--- Goal of the exercise ---
Every record below should be transcribed exactly. Omit the images.

--- Figure dataset records ---
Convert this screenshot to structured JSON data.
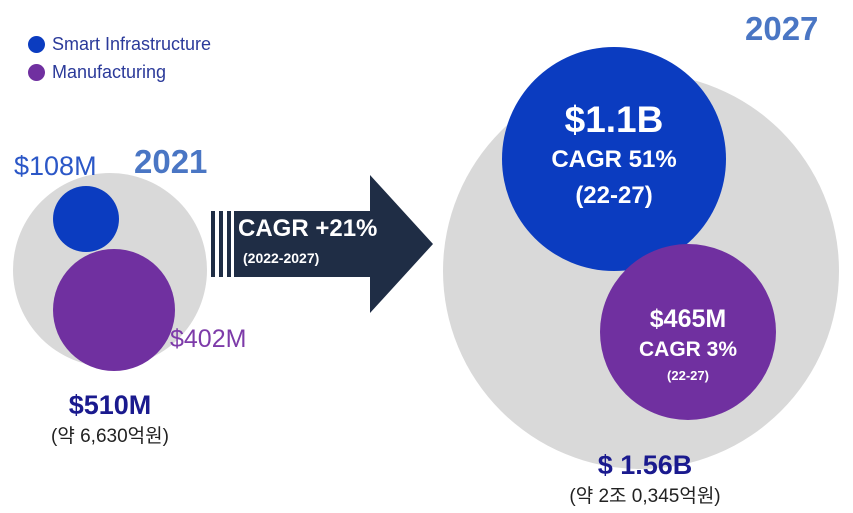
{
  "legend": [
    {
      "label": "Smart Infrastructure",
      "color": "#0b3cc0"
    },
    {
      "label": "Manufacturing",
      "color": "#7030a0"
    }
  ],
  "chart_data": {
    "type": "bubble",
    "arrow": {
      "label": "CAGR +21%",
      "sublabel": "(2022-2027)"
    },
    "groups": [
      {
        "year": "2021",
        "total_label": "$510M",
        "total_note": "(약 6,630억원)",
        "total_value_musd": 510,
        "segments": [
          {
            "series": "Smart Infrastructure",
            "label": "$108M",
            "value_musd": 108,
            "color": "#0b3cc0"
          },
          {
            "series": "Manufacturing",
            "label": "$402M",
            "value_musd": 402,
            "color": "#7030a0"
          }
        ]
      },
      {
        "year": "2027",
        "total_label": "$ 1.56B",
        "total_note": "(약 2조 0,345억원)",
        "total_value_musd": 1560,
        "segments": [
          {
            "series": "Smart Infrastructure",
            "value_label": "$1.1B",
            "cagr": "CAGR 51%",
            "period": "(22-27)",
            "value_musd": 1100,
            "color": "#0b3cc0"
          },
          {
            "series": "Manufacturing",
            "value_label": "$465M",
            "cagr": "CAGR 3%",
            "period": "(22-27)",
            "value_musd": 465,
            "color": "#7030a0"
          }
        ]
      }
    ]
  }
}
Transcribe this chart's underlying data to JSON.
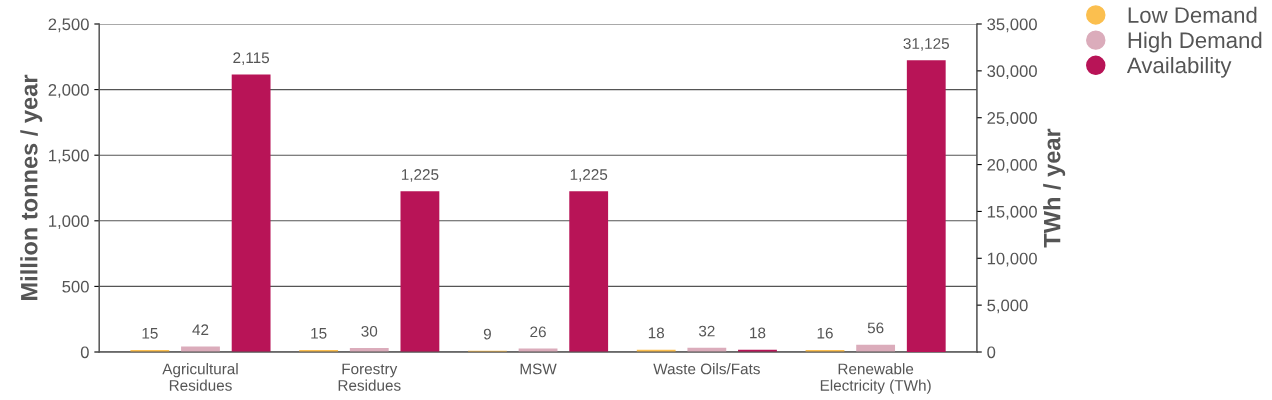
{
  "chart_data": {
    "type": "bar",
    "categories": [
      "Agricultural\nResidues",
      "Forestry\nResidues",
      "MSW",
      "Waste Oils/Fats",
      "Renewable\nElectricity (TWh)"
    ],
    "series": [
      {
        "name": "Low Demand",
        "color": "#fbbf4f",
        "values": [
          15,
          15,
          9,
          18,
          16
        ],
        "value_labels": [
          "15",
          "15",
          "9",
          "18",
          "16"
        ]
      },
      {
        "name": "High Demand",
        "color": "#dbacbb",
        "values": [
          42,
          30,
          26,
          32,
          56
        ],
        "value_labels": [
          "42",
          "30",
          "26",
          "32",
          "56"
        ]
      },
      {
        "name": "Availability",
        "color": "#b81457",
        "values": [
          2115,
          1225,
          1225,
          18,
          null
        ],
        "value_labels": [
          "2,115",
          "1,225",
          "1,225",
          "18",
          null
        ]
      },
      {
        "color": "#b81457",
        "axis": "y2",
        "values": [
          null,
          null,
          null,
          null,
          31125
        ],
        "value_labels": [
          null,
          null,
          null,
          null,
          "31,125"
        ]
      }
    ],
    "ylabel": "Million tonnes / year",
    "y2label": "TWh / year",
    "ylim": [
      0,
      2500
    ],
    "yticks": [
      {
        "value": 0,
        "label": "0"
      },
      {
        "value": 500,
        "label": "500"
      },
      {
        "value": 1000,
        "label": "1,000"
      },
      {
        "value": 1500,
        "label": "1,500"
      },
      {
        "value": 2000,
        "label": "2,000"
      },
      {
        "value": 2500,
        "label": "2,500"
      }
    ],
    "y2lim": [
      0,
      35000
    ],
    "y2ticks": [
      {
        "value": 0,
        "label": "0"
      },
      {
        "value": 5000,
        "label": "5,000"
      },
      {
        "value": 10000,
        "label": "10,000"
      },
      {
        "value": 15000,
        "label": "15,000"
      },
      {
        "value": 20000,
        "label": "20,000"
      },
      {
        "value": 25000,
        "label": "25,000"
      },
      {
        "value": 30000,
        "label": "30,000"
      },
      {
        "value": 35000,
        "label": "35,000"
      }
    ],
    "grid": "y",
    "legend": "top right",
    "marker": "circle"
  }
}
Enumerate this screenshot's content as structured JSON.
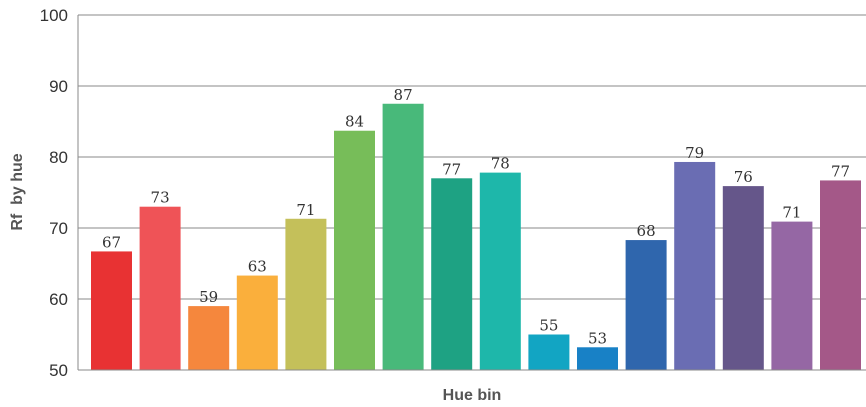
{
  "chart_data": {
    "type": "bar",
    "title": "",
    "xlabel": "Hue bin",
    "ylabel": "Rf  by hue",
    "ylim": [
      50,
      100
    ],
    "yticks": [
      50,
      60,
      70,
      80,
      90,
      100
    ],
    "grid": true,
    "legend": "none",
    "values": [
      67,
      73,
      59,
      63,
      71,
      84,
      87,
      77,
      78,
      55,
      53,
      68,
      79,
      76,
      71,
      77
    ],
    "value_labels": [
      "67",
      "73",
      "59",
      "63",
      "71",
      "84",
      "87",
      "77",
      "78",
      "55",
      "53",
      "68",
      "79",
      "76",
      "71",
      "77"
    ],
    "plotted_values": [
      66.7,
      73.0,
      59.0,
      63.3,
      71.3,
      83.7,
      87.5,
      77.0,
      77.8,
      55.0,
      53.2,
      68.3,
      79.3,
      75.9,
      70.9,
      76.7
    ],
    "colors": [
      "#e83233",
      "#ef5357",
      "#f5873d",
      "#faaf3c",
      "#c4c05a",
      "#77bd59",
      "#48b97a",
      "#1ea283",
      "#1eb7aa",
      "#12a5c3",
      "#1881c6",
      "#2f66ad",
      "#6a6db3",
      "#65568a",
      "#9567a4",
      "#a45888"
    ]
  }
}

--- Response to this task ---
Convert this screenshot to structured JSON data.
{
  "legend": [
    {
      "label": "Smart Infrastructure",
      "color": "#0b3cc0"
    },
    {
      "label": "Manufacturing",
      "color": "#7030a0"
    }
  ],
  "chart_data": {
    "type": "bubble",
    "arrow": {
      "label": "CAGR +21%",
      "sublabel": "(2022-2027)"
    },
    "groups": [
      {
        "year": "2021",
        "total_label": "$510M",
        "total_note": "(약 6,630억원)",
        "total_value_musd": 510,
        "segments": [
          {
            "series": "Smart Infrastructure",
            "label": "$108M",
            "value_musd": 108,
            "color": "#0b3cc0"
          },
          {
            "series": "Manufacturing",
            "label": "$402M",
            "value_musd": 402,
            "color": "#7030a0"
          }
        ]
      },
      {
        "year": "2027",
        "total_label": "$ 1.56B",
        "total_note": "(약 2조 0,345억원)",
        "total_value_musd": 1560,
        "segments": [
          {
            "series": "Smart Infrastructure",
            "value_label": "$1.1B",
            "cagr": "CAGR 51%",
            "period": "(22-27)",
            "value_musd": 1100,
            "color": "#0b3cc0"
          },
          {
            "series": "Manufacturing",
            "value_label": "$465M",
            "cagr": "CAGR 3%",
            "period": "(22-27)",
            "value_musd": 465,
            "color": "#7030a0"
          }
        ]
      }
    ]
  }
}
Transcribe this chart's underlying data to JSON.
{
  "chart_data": {
    "type": "bar",
    "categories": [
      "Agricultural\nResidues",
      "Forestry\nResidues",
      "MSW",
      "Waste Oils/Fats",
      "Renewable\nElectricity (TWh)"
    ],
    "series": [
      {
        "name": "Low Demand",
        "color": "#fbbf4f",
        "values": [
          15,
          15,
          9,
          18,
          16
        ],
        "value_labels": [
          "15",
          "15",
          "9",
          "18",
          "16"
        ]
      },
      {
        "name": "High Demand",
        "color": "#dbacbb",
        "values": [
          42,
          30,
          26,
          32,
          56
        ],
        "value_labels": [
          "42",
          "30",
          "26",
          "32",
          "56"
        ]
      },
      {
        "name": "Availability",
        "color": "#b81457",
        "values": [
          2115,
          1225,
          1225,
          18,
          null
        ],
        "value_labels": [
          "2,115",
          "1,225",
          "1,225",
          "18",
          null
        ]
      },
      {
        "color": "#b81457",
        "axis": "y2",
        "values": [
          null,
          null,
          null,
          null,
          31125
        ],
        "value_labels": [
          null,
          null,
          null,
          null,
          "31,125"
        ]
      }
    ],
    "ylabel": "Million tonnes / year",
    "y2label": "TWh / year",
    "ylim": [
      0,
      2500
    ],
    "yticks": [
      {
        "value": 0,
        "label": "0"
      },
      {
        "value": 500,
        "label": "500"
      },
      {
        "value": 1000,
        "label": "1,000"
      },
      {
        "value": 1500,
        "label": "1,500"
      },
      {
        "value": 2000,
        "label": "2,000"
      },
      {
        "value": 2500,
        "label": "2,500"
      }
    ],
    "y2lim": [
      0,
      35000
    ],
    "y2ticks": [
      {
        "value": 0,
        "label": "0"
      },
      {
        "value": 5000,
        "label": "5,000"
      },
      {
        "value": 10000,
        "label": "10,000"
      },
      {
        "value": 15000,
        "label": "15,000"
      },
      {
        "value": 20000,
        "label": "20,000"
      },
      {
        "value": 25000,
        "label": "25,000"
      },
      {
        "value": 30000,
        "label": "30,000"
      },
      {
        "value": 35000,
        "label": "35,000"
      }
    ],
    "grid": "y",
    "legend": "top right",
    "marker": "circle"
  }
}
Enumerate this screenshot's content as structured JSON.
{
  "chart_data": {
    "type": "bar",
    "title": "",
    "xlabel": "Hue bin",
    "ylabel": "Rf  by hue",
    "ylim": [
      50,
      100
    ],
    "yticks": [
      50,
      60,
      70,
      80,
      90,
      100
    ],
    "grid": true,
    "legend": "none",
    "values": [
      67,
      73,
      59,
      63,
      71,
      84,
      87,
      77,
      78,
      55,
      53,
      68,
      79,
      76,
      71,
      77
    ],
    "value_labels": [
      "67",
      "73",
      "59",
      "63",
      "71",
      "84",
      "87",
      "77",
      "78",
      "55",
      "53",
      "68",
      "79",
      "76",
      "71",
      "77"
    ],
    "plotted_values": [
      66.7,
      73.0,
      59.0,
      63.3,
      71.3,
      83.7,
      87.5,
      77.0,
      77.8,
      55.0,
      53.2,
      68.3,
      79.3,
      75.9,
      70.9,
      76.7
    ],
    "colors": [
      "#e83233",
      "#ef5357",
      "#f5873d",
      "#faaf3c",
      "#c4c05a",
      "#77bd59",
      "#48b97a",
      "#1ea283",
      "#1eb7aa",
      "#12a5c3",
      "#1881c6",
      "#2f66ad",
      "#6a6db3",
      "#65568a",
      "#9567a4",
      "#a45888"
    ]
  }
}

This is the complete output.